> **PROBLEM DESCRIPTION**: List each line of the data that holds the string "date".

********************

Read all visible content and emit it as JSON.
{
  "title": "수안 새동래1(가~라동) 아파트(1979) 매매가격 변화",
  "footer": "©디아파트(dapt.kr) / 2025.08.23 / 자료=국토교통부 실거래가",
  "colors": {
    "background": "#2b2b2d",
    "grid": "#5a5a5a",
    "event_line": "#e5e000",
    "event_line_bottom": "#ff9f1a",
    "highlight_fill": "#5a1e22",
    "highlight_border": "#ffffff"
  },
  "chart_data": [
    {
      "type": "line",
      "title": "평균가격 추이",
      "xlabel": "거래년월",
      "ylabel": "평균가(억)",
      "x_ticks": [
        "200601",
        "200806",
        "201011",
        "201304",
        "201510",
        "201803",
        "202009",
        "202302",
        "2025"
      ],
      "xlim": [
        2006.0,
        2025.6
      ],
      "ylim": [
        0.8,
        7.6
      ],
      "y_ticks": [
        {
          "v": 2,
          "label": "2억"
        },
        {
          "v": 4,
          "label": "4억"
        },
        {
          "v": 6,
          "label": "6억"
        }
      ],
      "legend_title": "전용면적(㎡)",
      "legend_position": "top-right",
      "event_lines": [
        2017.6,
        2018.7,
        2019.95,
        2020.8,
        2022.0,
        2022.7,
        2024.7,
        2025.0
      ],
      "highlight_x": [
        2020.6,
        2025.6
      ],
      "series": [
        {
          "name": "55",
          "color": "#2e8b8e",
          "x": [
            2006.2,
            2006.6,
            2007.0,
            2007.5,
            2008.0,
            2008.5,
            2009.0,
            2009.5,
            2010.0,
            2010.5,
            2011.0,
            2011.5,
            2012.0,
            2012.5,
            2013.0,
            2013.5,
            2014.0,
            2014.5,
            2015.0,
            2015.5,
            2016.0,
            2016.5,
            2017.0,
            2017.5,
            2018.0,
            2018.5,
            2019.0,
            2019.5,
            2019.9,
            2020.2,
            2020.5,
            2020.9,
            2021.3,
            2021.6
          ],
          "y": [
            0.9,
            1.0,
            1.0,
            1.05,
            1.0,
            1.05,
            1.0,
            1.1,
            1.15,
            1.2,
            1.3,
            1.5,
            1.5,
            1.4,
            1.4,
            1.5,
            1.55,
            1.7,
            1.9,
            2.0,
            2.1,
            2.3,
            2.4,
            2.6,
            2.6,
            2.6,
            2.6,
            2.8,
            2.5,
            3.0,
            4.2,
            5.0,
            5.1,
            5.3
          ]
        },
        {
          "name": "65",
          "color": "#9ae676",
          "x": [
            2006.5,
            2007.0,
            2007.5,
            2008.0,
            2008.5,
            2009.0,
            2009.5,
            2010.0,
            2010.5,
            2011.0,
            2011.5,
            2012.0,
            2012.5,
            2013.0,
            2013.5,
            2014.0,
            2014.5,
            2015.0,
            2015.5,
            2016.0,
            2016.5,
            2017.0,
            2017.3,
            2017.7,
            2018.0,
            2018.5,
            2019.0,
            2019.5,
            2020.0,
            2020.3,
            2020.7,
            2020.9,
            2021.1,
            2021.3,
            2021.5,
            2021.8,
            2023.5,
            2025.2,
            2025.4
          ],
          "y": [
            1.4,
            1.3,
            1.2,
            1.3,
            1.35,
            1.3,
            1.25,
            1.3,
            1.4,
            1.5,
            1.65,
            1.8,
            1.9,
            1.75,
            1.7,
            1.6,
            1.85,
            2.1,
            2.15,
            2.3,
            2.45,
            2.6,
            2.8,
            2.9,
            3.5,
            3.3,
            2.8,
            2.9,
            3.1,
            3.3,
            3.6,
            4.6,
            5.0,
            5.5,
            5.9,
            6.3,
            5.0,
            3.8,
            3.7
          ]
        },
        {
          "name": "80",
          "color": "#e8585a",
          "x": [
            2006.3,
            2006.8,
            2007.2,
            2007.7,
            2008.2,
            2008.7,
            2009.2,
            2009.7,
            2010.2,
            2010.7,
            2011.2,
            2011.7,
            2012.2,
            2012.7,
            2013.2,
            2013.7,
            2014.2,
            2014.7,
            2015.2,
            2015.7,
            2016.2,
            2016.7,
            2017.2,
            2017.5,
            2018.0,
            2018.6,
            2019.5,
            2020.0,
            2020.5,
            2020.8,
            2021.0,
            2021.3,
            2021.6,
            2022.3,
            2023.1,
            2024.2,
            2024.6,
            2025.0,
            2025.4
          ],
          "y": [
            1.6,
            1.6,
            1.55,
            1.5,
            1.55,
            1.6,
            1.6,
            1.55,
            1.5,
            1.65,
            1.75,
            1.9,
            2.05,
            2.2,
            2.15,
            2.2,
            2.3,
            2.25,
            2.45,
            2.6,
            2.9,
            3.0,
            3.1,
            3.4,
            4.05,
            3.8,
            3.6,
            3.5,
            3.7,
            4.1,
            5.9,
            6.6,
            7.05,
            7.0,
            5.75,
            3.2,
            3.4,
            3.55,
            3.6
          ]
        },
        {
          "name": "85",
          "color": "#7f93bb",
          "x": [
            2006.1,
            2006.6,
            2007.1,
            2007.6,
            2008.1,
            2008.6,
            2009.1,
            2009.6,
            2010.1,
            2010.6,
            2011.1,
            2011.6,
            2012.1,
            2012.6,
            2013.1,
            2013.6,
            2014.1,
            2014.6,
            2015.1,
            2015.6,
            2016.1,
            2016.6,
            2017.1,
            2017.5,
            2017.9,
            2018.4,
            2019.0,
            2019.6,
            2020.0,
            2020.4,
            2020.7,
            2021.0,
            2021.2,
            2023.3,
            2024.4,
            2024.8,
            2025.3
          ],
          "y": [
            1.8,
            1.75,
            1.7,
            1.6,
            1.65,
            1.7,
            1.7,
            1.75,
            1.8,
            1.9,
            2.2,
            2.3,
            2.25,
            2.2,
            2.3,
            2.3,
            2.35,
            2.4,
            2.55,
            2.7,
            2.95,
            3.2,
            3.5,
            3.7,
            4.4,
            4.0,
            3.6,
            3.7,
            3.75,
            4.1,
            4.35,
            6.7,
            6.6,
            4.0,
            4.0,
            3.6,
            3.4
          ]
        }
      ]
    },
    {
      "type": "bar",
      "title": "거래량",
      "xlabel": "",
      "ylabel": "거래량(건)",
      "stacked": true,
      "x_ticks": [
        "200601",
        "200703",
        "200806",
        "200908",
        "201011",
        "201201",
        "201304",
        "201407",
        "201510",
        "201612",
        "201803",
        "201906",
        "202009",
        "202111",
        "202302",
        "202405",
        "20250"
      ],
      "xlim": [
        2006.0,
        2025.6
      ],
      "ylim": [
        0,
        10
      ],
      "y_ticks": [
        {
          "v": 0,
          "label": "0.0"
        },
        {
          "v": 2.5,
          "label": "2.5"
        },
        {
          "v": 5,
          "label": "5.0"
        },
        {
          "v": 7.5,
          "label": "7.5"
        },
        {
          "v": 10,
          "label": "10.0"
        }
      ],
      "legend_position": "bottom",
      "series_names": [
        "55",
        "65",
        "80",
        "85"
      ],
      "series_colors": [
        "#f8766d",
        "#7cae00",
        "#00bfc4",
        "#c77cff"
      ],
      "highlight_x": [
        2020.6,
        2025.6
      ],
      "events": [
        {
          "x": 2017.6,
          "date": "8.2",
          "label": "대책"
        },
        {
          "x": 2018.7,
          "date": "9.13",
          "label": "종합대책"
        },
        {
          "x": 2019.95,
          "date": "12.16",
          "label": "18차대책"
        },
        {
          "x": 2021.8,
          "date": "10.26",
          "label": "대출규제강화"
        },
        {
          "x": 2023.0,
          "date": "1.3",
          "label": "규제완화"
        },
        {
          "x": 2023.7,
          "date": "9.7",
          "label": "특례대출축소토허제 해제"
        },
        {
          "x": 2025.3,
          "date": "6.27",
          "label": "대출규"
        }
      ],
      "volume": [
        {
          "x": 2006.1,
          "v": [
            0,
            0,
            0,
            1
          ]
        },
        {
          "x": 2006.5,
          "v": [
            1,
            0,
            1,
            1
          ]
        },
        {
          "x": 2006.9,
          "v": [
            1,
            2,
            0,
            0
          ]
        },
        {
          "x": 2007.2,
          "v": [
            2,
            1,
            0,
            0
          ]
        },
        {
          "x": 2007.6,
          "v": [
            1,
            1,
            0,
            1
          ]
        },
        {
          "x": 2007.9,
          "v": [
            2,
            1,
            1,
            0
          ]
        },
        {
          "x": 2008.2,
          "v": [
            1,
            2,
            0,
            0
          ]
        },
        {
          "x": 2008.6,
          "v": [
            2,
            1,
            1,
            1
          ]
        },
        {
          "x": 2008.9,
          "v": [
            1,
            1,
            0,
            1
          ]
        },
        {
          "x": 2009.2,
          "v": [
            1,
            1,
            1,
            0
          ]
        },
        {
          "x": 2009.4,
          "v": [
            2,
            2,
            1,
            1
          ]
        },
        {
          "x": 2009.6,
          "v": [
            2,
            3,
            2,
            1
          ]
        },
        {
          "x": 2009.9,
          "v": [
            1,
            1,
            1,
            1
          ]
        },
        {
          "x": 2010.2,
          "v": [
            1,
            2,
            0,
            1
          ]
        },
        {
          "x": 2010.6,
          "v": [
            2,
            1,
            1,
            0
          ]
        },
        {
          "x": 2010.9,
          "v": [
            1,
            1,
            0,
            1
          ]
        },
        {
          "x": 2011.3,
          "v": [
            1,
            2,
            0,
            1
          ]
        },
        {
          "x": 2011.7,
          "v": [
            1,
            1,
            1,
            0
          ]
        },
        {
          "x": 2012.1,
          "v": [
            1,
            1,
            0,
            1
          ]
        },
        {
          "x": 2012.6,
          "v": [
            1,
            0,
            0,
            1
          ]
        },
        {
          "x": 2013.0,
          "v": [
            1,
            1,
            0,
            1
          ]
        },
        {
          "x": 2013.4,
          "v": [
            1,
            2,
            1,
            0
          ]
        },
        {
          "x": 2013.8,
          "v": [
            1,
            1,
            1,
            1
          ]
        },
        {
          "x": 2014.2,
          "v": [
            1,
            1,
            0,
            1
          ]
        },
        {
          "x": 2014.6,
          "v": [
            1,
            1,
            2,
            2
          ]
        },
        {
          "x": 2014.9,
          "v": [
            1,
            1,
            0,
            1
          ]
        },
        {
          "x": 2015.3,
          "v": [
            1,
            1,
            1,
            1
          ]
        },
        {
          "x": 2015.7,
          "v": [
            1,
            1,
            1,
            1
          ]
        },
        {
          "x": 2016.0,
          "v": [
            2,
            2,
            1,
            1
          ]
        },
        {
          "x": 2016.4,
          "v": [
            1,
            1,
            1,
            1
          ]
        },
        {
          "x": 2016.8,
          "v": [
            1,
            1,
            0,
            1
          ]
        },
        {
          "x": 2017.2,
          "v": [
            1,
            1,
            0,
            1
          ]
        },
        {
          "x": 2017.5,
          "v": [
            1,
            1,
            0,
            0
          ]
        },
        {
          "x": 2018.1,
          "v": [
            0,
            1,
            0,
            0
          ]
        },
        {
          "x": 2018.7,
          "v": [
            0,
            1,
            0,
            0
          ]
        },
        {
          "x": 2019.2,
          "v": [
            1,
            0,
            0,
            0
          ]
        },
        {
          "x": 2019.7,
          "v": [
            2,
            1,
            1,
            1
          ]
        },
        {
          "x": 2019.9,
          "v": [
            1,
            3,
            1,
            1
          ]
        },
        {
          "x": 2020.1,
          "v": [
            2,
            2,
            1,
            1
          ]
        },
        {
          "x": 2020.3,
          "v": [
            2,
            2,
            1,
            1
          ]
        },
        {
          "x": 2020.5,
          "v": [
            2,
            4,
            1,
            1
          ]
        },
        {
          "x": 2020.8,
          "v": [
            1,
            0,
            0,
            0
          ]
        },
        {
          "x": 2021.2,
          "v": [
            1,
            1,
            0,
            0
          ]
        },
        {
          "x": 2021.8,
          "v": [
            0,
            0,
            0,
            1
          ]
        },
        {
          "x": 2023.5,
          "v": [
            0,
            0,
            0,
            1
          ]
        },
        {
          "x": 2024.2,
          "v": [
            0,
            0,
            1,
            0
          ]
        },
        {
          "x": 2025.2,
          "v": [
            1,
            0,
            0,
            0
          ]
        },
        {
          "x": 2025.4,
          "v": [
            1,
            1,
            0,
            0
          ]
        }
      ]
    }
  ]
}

********************

> **EXPECTED ANSWER**:
          "date": "8.2",
          "date": "9.13",
          "date": "12.16",
          "date": "10.26",
          "date": "1.3",
          "date": "9.7",
          "date": "6.27",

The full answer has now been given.